Extract provided |

This library uses a lot of compile-time programming to optimize the code and performance. First of all, this library uses Template heavily. Since I have discussed Template in previous section, I will skip the basic usage of Template here. Instead, I will talk about how we can use Template to optimize code structure.
Here I will show how to use template to make either static or dynamic filter when the GaussianBlue
operation is built. The basic idea of blurring an image is to convolute between a filter and an image. The values of a filter can be either stored in array or vector. Storing in an array has advantages like fast accessing, but it requires users to specify the size before compile. Storing in a vector is more flexible, whose size is set in run-time, but it has relatively slow access. Therefore, I decide to use Template to integrate these two situations. The design looks like
template<unsigned N=0, bool Static = (N > 0) >
class gaussian_blur_filter_1D;
template<unsigned N>
class gaussian_blur_filter_1D<N, true> {
double array[N];
public:
explicit gaussian_blur_filter_1D(double sigma);
};
template<unsigned N>
class gaussian_blur_filter_1D<N, false> {
std::vector<double> vector;
public:
explicit gaussian_blur_filter_1D(double sigma, size_t n);
};
Either static and dynamic filters are created based on the constructor. Here is an example to build them.
// build a static filter with size of 5.
auto filter = gaussian_blur_filter_1D<5>(1.0);
// build a dynamic filter with size of 5.
auto filter = gaussian_blur_filter_1D(1.0, 5);
BlurOperation
class wraps these two constructors into two member methods, so is the Augmentor
class. Thus, users can build a blur operation either by blur<5>(sigma)
or blur(sigma, 5)
.
Here is another case to use template: allow a random number generator to output either integer or floating point numbers. In modern c++, <random>
package is used to generate random numbers. It has two uniform number generators:std::uniform_real_distribution
and std::uniform_int_distribution
. Normally, if we want to build a generator like:
template <typename DataType>
class UniformDistributionGenerator<DataType> {
public:
inline DataType operator()();
}
We may include both uniform number generators mentioned above as members, and call them based on datatype. However, we can slightly modify the template and split this template into two implementations:
template <typename DataType, bool IsReal = std::is_floating_point<DataType>::value>
class UniformDistributionGenerator;
class UniformDistributionGenerator<DataType, true> {
std::uniform_real_distribution<DataType> distribution;
}
class UniformDistributionGenerator<DataType, true> {
std::uniform_int_distribution<DataType> distribution;
}
In this way, there is no overhead from redundant members. Also, the performance is better since we don't have to do if-else evaluation when calling operator()
. The performance difference here may not be significant due to the simple function here, but this idea can be applied to more complex design.
There are other design features that distinguish our library from others.
Many image processing libraries (e.g. PIL) use rand()
to generate random numbers, but this method may cause a few issues. please see this Q&A. On the contrary, our library uses <random>
to achieve more realistic randomness. We use current timestamp as seed to create a generator, and then use uniform_distribution
to output random numbers. Our library should result in better randomness than others.
This library implements some optimized algorithm to increase performance. One example is the Fast Gaussian Blur. Since Gaussian Blur is expensive, whose complexity should be at least O(N * r), where N is the area of an image and r is the size of a filter. However, research have found that multiple Box Blurs can approximate the result of Gaussian Blur, and the complexity of a Box Blur can be as low as O(N). Therefore, this library decides to implement the fast Gaussian Blur to increase the performance. The details can be found in the Opperation.h
file.

Dataset rows |
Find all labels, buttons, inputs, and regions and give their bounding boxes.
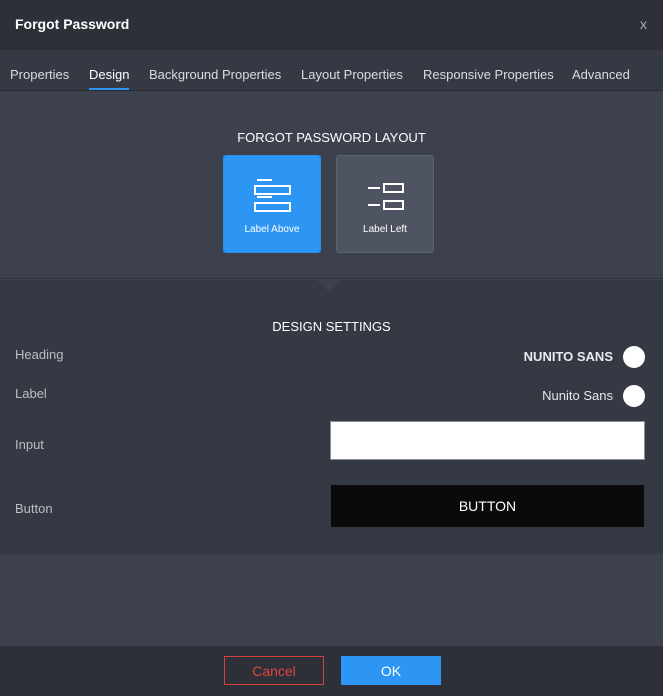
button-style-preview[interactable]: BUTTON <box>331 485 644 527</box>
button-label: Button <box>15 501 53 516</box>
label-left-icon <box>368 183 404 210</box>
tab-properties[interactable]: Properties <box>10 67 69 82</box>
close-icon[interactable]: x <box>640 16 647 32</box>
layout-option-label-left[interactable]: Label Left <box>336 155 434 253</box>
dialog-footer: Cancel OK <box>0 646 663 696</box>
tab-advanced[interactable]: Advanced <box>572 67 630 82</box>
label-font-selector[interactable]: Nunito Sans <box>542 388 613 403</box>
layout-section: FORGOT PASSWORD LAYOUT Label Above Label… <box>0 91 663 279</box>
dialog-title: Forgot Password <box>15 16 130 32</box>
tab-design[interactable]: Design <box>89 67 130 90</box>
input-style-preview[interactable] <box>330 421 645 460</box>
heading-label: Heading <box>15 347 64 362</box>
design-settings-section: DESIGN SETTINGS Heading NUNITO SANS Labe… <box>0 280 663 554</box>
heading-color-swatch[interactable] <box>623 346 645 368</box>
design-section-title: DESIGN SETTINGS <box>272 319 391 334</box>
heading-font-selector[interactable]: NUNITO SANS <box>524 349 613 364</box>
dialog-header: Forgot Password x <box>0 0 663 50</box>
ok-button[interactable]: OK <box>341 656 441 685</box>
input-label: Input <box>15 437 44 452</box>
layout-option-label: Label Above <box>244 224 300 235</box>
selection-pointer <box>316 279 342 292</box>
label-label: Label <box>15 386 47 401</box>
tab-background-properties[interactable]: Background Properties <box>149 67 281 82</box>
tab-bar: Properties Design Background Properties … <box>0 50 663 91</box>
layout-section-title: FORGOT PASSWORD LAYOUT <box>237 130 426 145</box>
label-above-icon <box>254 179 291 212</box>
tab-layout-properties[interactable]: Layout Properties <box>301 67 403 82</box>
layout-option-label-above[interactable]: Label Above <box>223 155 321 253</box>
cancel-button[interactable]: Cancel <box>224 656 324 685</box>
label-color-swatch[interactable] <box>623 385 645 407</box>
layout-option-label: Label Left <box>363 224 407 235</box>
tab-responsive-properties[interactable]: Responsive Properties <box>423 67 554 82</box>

==

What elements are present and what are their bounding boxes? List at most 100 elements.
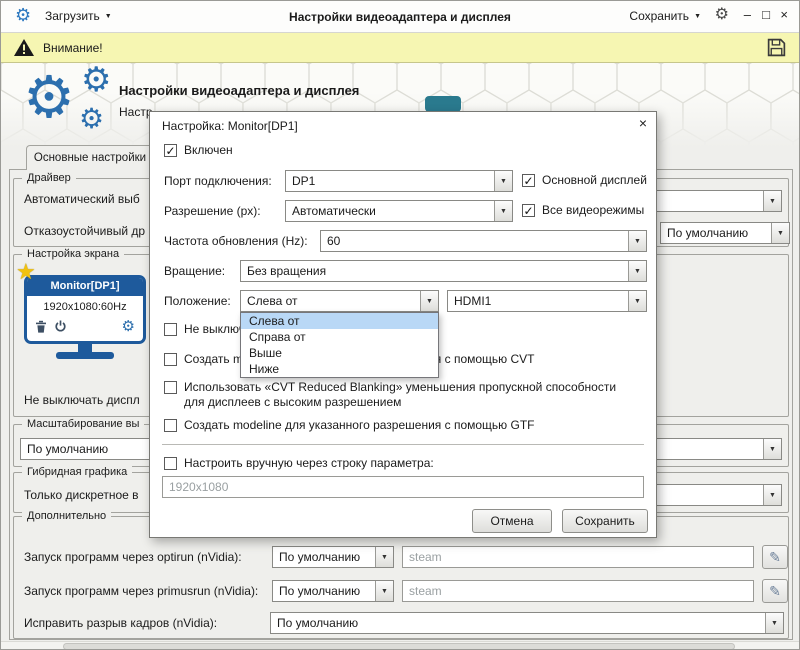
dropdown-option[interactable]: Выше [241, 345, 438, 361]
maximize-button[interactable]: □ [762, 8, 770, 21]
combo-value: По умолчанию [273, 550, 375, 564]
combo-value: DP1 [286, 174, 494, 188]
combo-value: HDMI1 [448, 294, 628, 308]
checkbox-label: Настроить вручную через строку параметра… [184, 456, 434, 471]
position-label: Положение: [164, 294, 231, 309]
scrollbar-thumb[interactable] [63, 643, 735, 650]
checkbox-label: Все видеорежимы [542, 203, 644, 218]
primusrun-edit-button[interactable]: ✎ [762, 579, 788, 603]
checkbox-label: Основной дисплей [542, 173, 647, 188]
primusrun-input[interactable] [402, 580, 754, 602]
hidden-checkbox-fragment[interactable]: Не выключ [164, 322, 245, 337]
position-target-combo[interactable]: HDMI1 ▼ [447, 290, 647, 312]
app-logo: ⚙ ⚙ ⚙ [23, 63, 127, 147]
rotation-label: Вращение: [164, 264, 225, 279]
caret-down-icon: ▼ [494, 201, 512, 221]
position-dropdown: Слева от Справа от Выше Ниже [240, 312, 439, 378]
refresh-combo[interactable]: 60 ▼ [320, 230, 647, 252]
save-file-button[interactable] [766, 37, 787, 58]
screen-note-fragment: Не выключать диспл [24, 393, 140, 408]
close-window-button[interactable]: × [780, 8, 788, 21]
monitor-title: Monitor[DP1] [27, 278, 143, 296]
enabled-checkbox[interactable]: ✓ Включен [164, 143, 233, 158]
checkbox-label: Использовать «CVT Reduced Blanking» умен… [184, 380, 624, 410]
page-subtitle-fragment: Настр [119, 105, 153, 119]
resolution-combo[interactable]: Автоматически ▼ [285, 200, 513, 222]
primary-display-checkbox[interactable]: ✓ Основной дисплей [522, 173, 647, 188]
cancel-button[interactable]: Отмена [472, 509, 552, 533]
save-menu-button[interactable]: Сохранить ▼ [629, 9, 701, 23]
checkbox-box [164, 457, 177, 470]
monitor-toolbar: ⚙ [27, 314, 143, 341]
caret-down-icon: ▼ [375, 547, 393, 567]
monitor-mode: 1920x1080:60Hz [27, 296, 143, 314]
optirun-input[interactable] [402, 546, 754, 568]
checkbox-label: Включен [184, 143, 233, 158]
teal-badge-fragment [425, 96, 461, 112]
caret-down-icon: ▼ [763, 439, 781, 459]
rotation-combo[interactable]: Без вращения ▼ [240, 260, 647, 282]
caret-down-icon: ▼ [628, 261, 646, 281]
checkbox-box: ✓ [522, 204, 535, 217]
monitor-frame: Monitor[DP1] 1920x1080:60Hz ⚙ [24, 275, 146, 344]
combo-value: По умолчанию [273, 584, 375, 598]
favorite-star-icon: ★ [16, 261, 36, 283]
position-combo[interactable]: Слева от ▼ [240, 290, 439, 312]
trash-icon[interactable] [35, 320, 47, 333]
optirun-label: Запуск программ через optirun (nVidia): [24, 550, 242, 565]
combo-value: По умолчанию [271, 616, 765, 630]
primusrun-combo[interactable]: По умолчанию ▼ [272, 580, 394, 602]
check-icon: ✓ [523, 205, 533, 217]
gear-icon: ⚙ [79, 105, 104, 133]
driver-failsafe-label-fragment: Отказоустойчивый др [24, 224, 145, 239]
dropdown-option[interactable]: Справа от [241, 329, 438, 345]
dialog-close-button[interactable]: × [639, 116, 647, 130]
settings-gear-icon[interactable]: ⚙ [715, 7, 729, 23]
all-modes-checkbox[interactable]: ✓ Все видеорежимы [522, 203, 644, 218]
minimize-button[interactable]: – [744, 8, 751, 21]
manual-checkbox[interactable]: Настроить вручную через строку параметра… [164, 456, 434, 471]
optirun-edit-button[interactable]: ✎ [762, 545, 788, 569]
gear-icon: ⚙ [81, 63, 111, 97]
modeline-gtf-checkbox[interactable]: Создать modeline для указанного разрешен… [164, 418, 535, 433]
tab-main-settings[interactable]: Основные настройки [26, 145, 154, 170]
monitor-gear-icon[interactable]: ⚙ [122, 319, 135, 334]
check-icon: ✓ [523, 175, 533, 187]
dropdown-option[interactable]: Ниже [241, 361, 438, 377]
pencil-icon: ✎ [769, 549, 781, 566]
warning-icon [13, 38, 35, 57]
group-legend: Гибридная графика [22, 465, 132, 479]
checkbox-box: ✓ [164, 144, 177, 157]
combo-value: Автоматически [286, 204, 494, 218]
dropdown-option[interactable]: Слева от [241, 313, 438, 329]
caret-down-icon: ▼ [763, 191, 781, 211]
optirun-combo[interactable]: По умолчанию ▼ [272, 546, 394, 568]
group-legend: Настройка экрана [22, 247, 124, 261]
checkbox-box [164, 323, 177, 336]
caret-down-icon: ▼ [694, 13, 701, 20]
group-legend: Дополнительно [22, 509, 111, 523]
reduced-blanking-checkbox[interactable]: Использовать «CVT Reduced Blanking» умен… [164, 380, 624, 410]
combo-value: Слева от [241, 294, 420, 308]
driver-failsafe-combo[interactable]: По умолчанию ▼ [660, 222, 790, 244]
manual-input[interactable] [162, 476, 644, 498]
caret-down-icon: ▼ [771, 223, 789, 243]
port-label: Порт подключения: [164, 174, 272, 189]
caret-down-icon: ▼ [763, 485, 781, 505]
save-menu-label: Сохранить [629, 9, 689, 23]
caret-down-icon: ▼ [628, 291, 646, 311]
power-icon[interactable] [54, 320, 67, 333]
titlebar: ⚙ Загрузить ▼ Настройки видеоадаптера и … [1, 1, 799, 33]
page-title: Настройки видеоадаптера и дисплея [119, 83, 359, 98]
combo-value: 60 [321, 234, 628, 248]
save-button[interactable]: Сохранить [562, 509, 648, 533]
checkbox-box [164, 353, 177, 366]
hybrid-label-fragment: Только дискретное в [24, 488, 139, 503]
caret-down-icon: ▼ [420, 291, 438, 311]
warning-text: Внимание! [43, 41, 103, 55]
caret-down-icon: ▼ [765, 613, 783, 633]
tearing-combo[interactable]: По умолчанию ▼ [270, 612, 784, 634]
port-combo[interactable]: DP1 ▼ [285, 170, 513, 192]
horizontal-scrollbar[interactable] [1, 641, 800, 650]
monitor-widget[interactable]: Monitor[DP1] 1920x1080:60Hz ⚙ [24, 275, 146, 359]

Instructions for the task | Name every distinct identifier in the text on template-based optimization that is written with the std:: prefix.

Correct response |
std::vector
std::uniform_real_distribution
std::uniform_int_distribution
std::is_floating_point